### [What the task requires]
Copy each line in which the string "screenshot" occurs.

### [Data to process]
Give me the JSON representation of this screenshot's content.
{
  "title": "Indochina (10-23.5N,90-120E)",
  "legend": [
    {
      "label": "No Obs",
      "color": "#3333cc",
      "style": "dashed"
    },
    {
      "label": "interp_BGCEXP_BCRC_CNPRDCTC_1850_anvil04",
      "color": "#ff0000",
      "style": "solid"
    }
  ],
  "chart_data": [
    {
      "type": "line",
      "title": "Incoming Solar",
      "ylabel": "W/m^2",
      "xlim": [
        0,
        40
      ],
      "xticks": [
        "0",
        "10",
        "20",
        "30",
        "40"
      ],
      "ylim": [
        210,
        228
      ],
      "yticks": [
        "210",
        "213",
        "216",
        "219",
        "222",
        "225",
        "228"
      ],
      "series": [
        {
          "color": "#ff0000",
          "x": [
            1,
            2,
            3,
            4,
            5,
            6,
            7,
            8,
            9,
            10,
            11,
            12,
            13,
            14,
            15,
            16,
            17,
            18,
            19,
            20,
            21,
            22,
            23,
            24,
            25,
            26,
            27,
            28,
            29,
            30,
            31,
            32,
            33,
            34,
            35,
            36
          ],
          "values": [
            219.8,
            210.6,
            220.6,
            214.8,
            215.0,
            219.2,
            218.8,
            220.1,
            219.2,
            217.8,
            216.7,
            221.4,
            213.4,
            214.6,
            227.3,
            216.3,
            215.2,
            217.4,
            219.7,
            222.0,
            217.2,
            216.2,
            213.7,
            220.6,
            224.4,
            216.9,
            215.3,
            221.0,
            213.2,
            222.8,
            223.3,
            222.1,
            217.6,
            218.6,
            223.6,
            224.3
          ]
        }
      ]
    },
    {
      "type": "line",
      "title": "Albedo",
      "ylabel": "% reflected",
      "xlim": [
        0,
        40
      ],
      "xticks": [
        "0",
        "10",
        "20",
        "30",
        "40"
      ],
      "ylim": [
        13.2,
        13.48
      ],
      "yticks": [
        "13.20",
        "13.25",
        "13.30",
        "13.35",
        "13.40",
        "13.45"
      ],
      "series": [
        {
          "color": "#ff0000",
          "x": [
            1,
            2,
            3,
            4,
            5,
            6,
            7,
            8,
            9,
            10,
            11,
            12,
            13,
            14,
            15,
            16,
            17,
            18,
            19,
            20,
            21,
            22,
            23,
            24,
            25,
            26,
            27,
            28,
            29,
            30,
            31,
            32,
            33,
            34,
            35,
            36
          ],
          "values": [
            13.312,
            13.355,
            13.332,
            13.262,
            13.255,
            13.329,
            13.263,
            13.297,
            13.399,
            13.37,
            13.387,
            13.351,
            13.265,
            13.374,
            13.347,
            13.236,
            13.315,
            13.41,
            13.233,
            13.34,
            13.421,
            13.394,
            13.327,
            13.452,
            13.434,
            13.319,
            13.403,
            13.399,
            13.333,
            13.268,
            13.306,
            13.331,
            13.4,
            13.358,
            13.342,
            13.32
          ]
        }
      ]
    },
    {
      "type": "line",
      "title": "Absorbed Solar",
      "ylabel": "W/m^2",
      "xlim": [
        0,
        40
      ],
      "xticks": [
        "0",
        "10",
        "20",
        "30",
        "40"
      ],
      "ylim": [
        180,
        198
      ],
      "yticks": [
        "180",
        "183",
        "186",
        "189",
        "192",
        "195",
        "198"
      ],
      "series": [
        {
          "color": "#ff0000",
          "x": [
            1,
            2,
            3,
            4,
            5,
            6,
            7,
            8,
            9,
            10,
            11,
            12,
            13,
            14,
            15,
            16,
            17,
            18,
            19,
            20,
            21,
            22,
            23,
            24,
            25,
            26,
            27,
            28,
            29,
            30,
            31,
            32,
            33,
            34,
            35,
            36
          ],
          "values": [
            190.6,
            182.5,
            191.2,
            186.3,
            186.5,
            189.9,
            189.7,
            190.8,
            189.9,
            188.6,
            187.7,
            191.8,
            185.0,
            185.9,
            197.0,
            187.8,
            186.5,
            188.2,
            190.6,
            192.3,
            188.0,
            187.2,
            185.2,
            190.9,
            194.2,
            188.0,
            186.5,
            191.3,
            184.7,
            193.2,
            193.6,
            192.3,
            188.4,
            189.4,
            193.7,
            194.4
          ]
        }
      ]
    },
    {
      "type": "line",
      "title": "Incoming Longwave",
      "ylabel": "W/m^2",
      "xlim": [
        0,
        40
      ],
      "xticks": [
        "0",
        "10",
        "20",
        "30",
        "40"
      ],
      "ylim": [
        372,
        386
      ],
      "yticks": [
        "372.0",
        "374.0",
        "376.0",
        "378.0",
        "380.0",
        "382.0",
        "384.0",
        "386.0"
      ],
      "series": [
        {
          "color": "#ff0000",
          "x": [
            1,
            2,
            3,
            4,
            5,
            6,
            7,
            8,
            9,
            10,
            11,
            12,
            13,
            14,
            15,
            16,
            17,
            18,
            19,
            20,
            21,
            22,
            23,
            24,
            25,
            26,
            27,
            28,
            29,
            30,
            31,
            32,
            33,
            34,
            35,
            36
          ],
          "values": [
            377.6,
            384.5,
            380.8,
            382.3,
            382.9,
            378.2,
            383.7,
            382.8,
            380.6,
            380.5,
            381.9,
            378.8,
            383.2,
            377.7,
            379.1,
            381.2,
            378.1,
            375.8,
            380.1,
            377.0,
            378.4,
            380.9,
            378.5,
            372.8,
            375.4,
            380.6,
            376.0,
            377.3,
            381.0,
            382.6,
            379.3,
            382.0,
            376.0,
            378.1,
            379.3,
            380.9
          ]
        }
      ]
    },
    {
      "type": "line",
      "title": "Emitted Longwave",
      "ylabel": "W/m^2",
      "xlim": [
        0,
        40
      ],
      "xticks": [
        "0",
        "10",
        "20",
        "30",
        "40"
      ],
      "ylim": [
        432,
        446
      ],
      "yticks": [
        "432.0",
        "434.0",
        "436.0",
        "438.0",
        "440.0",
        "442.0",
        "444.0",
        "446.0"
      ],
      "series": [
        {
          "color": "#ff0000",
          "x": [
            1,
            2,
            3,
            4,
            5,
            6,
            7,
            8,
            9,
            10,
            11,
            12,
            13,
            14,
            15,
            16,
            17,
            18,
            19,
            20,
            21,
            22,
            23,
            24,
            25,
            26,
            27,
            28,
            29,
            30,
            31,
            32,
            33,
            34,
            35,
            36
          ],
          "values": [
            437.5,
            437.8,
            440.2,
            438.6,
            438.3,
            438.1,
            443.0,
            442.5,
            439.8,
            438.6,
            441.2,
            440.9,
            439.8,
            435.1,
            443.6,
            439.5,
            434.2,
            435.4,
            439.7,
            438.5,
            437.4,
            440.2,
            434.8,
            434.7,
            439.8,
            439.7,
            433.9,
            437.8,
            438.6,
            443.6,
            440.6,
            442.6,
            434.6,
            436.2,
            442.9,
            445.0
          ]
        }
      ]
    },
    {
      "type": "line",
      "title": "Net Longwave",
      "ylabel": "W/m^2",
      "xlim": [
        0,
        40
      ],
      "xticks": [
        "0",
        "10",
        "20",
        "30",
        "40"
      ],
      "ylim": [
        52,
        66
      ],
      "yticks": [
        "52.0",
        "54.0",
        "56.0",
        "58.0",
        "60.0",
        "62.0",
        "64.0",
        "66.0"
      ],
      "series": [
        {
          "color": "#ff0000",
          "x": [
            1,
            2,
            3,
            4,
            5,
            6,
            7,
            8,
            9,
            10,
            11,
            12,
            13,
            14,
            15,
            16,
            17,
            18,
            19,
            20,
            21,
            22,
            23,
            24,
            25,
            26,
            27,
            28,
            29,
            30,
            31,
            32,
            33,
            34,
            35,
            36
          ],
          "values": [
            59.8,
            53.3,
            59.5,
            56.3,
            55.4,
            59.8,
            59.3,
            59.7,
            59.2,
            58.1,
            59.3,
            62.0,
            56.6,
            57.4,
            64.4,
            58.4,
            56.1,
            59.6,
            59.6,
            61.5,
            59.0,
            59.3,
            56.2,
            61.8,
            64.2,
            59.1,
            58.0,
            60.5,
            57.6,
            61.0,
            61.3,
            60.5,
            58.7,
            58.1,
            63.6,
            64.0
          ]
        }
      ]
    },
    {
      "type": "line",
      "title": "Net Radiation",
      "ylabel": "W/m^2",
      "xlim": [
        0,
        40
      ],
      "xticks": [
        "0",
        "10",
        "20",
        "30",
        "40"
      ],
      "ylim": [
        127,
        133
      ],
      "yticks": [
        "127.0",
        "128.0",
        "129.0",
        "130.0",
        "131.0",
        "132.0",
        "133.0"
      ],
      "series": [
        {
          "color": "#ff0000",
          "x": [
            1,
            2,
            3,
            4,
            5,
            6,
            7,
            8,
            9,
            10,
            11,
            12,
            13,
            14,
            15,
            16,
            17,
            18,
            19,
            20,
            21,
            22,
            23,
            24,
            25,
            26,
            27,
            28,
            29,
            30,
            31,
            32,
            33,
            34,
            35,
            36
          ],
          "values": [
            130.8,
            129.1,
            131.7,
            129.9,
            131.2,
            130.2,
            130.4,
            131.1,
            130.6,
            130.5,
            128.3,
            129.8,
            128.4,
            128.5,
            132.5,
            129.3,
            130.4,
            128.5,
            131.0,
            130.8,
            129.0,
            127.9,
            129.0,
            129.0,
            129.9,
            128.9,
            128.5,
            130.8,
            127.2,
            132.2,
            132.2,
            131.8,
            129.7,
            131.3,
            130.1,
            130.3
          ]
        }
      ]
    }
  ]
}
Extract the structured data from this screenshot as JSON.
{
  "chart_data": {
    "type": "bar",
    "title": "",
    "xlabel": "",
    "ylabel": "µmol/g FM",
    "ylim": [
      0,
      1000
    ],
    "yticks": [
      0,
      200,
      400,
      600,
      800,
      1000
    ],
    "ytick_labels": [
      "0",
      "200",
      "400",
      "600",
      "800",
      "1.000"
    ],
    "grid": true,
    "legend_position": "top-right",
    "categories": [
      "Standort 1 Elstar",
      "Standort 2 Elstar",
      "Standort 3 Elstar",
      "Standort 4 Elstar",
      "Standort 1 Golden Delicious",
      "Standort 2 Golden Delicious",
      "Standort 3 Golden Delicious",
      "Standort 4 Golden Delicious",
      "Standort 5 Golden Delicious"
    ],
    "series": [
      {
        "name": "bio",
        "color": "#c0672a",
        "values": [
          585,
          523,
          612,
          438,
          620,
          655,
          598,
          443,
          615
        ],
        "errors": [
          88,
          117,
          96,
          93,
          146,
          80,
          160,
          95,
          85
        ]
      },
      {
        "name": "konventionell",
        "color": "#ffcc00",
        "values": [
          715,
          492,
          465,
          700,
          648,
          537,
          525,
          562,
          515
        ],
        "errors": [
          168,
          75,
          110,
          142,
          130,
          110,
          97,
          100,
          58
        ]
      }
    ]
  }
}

### [Correct answer]
Give me the JSON representation of this screenshot's content.
Extract the structured data from this screenshot as JSON.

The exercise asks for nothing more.